> _Directions for this task_
The entries are to be returned exactly, with images left out.

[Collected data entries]
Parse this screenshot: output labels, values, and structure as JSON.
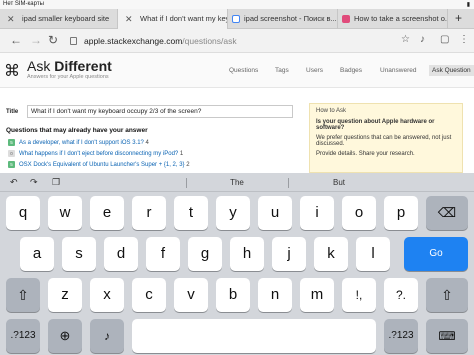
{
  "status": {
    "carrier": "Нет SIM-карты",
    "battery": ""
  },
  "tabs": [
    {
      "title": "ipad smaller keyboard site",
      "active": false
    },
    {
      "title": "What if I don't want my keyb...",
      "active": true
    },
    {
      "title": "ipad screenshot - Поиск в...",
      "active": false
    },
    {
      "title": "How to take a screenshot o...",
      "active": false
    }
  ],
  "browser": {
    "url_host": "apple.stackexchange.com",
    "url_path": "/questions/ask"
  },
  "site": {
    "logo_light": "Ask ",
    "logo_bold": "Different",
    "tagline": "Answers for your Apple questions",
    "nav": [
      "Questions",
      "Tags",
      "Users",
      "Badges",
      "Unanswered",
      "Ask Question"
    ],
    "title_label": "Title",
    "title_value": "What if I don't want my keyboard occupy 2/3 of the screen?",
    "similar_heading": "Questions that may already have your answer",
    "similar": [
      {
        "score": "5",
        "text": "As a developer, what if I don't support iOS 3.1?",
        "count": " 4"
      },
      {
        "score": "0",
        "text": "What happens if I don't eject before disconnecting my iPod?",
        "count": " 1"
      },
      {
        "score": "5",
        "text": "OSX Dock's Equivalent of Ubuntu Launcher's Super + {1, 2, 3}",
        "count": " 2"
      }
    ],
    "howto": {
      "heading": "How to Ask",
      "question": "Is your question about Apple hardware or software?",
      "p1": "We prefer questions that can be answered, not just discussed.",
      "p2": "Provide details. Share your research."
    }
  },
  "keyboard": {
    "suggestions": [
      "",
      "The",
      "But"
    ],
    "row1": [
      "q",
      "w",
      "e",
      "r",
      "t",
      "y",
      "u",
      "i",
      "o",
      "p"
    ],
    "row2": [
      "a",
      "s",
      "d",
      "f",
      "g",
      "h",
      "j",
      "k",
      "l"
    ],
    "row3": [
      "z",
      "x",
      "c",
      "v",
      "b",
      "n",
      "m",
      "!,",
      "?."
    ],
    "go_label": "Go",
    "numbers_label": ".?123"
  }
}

> _In response_
Parse this screenshot: output labels, values, and structure as JSON.
{
  "status": {
    "carrier": "Нет SIM-карты",
    "battery": ""
  },
  "tabs": [
    {
      "title": "ipad smaller keyboard site",
      "active": false
    },
    {
      "title": "What if I don't want my keyb...",
      "active": true
    },
    {
      "title": "ipad screenshot - Поиск в...",
      "active": false
    },
    {
      "title": "How to take a screenshot o...",
      "active": false
    }
  ],
  "browser": {
    "url_host": "apple.stackexchange.com",
    "url_path": "/questions/ask"
  },
  "site": {
    "logo_light": "Ask ",
    "logo_bold": "Different",
    "tagline": "Answers for your Apple questions",
    "nav": [
      "Questions",
      "Tags",
      "Users",
      "Badges",
      "Unanswered",
      "Ask Question"
    ],
    "title_label": "Title",
    "title_value": "What if I don't want my keyboard occupy 2/3 of the screen?",
    "similar_heading": "Questions that may already have your answer",
    "similar": [
      {
        "score": "5",
        "text": "As a developer, what if I don't support iOS 3.1?",
        "count": " 4"
      },
      {
        "score": "0",
        "text": "What happens if I don't eject before disconnecting my iPod?",
        "count": " 1"
      },
      {
        "score": "5",
        "text": "OSX Dock's Equivalent of Ubuntu Launcher's Super + {1, 2, 3}",
        "count": " 2"
      }
    ],
    "howto": {
      "heading": "How to Ask",
      "question": "Is your question about Apple hardware or software?",
      "p1": "We prefer questions that can be answered, not just discussed.",
      "p2": "Provide details. Share your research."
    }
  },
  "keyboard": {
    "suggestions": [
      "",
      "The",
      "But"
    ],
    "row1": [
      "q",
      "w",
      "e",
      "r",
      "t",
      "y",
      "u",
      "i",
      "o",
      "p"
    ],
    "row2": [
      "a",
      "s",
      "d",
      "f",
      "g",
      "h",
      "j",
      "k",
      "l"
    ],
    "row3": [
      "z",
      "x",
      "c",
      "v",
      "b",
      "n",
      "m",
      "!,",
      "?."
    ],
    "go_label": "Go",
    "numbers_label": ".?123"
  }
}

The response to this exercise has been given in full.